Exercise prompt — Find each line with "Использование" and copy it.

-------- Items --------

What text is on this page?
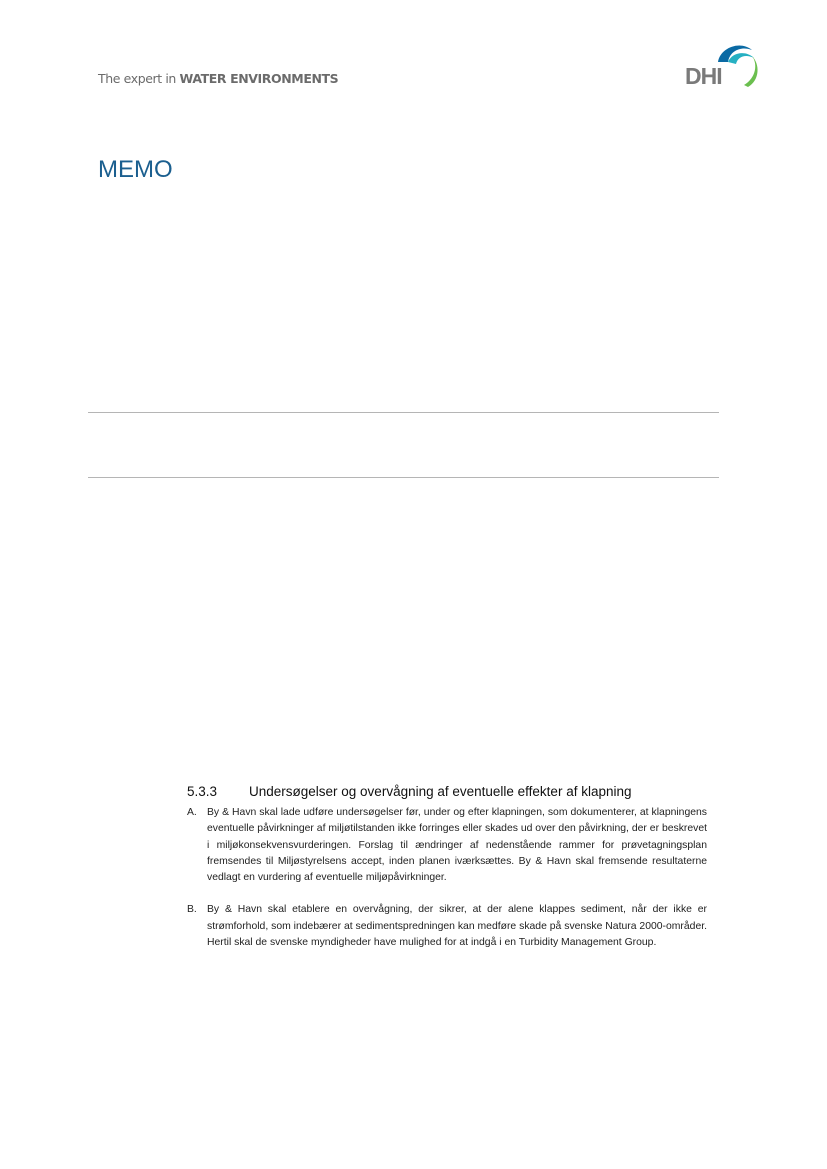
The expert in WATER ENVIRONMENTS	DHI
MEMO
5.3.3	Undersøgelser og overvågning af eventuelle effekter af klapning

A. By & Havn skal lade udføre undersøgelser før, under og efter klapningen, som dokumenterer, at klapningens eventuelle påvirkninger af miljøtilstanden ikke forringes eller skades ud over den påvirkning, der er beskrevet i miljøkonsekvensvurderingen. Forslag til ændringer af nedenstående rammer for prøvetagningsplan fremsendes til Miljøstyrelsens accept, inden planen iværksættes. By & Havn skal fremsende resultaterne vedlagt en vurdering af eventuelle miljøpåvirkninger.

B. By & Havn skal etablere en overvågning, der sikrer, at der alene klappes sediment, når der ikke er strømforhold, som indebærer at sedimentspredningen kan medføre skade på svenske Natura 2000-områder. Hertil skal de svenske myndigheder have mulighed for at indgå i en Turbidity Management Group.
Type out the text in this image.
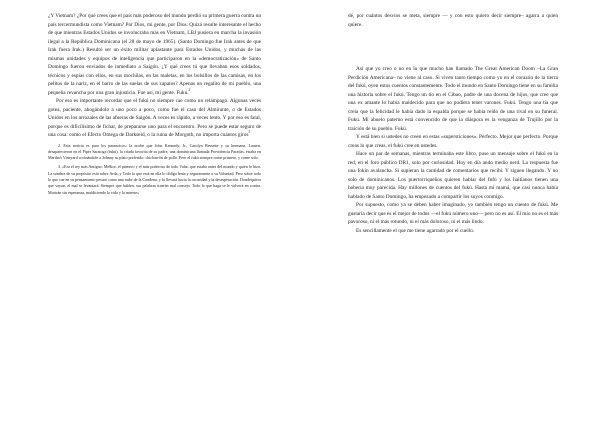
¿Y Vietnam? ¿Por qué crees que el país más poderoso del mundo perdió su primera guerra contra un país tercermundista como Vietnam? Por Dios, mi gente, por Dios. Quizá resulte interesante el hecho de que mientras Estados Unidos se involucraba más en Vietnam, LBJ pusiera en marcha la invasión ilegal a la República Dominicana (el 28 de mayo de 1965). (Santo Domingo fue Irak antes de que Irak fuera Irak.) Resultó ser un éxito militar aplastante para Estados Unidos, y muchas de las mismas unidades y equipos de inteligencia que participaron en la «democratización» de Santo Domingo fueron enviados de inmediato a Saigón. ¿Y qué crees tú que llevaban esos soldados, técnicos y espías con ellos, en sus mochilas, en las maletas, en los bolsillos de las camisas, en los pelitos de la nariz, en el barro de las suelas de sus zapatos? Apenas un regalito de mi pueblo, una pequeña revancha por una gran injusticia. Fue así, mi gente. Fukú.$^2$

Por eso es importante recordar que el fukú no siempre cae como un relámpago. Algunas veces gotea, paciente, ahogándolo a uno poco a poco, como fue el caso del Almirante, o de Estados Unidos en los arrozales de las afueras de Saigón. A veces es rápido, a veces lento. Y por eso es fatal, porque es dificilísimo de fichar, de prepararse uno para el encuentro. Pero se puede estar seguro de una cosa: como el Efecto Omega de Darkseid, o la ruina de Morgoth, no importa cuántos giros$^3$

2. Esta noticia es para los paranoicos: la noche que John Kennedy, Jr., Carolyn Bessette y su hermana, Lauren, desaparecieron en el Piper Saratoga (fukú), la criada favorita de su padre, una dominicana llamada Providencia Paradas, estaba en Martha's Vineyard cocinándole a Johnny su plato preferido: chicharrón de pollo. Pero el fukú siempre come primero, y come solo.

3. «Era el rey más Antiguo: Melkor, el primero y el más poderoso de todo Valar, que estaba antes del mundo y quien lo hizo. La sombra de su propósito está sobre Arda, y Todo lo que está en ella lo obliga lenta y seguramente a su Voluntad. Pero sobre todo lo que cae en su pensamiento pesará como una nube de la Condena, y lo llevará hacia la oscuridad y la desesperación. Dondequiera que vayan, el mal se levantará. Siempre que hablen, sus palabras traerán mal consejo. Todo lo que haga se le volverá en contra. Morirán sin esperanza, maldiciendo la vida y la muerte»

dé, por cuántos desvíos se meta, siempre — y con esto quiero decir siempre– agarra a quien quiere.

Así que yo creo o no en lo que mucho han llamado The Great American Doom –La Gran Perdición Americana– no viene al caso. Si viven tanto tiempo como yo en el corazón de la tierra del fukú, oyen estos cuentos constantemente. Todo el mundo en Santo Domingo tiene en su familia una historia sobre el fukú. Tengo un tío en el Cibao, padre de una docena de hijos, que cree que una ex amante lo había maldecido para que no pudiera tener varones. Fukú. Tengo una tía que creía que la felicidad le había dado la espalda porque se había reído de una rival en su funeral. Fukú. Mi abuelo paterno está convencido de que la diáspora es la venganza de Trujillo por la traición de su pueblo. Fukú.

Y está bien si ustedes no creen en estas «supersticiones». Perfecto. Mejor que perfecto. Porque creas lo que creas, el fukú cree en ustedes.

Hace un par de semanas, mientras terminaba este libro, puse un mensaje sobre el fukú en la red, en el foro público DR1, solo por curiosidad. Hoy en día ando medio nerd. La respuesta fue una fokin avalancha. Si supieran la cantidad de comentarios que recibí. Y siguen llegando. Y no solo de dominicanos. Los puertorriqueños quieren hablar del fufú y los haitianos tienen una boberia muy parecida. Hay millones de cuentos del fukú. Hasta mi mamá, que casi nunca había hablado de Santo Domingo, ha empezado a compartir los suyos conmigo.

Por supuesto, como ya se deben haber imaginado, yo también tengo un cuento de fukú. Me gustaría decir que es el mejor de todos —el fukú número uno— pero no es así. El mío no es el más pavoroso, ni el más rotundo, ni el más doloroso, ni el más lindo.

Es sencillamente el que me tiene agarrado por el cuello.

--------
-------- Items --------

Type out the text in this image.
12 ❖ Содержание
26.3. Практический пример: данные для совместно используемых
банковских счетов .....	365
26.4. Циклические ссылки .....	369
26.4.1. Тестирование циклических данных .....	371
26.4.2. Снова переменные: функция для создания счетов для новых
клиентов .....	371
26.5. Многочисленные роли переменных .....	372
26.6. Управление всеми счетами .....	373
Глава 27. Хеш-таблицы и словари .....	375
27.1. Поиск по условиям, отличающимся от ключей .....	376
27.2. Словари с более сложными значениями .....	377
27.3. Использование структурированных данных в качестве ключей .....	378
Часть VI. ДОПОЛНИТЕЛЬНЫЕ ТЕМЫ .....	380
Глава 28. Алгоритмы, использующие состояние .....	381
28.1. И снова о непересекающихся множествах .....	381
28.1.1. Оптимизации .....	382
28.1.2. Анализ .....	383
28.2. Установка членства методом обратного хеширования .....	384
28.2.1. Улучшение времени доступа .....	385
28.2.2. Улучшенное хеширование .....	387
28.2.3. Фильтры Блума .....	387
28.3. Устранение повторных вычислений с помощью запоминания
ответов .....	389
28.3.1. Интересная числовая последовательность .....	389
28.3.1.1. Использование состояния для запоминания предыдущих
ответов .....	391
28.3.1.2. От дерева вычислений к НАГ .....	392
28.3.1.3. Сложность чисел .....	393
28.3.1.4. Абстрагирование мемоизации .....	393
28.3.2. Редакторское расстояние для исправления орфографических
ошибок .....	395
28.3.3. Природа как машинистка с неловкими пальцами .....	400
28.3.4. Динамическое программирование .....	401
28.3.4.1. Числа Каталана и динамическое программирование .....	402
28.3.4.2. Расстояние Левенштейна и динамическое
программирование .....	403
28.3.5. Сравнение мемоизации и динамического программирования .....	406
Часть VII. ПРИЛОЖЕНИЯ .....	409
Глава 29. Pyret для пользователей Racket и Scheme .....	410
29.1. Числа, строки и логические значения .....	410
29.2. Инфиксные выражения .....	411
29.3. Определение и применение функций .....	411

--------

Result for this exercise —
27.3. Использование структурированных данных в качестве ключей .....	378
28.3.1.1. Использование состояния для запоминания предыдущих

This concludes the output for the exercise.